### Description of the task
Give back all the data exactly, line by line.

(Dataset entries)
++++++++++++++++++++

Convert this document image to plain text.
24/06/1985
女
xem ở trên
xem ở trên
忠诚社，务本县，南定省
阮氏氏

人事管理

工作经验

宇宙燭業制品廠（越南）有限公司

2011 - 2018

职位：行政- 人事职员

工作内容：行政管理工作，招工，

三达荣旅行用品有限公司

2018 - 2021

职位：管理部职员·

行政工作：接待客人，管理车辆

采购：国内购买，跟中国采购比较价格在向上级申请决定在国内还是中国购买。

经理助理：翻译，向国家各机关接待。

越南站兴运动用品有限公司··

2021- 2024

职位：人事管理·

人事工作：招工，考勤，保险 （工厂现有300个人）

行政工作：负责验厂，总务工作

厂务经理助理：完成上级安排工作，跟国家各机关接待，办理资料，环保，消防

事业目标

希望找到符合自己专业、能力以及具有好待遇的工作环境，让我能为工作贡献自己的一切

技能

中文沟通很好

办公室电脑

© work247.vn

++++++++++++++++++++

### Answer to this exercise
Convert this document image to plain text.
24/06/1985
女
xem ở trên
xem ở trên
忠诚社，务本县，南定省
阮氏氏

人事管理

工作经验

宇宙燭業制品廠（越南）有限公司

2011 - 2018

职位：行政- 人事职员

工作内容：行政管理工作，招工，

三达荣旅行用品有限公司

2018 - 2021

职位：管理部职员·

行政工作：接待客人，管理车辆

采购：国内购买，跟中国采购比较价格在向上级申请决定在国内还是中国购买。

经理助理：翻译，向国家各机关接待。

越南站兴运动用品有限公司··

2021- 2024

职位：人事管理·

人事工作：招工，考勤，保险 （工厂现有300个人）

行政工作：负责验厂，总务工作

厂务经理助理：完成上级安排工作，跟国家各机关接待，办理资料，环保，消防

事业目标

希望找到符合自己专业、能力以及具有好待遇的工作环境，让我能为工作贡献自己的一切

技能

中文沟通很好

办公室电脑

© work247.vn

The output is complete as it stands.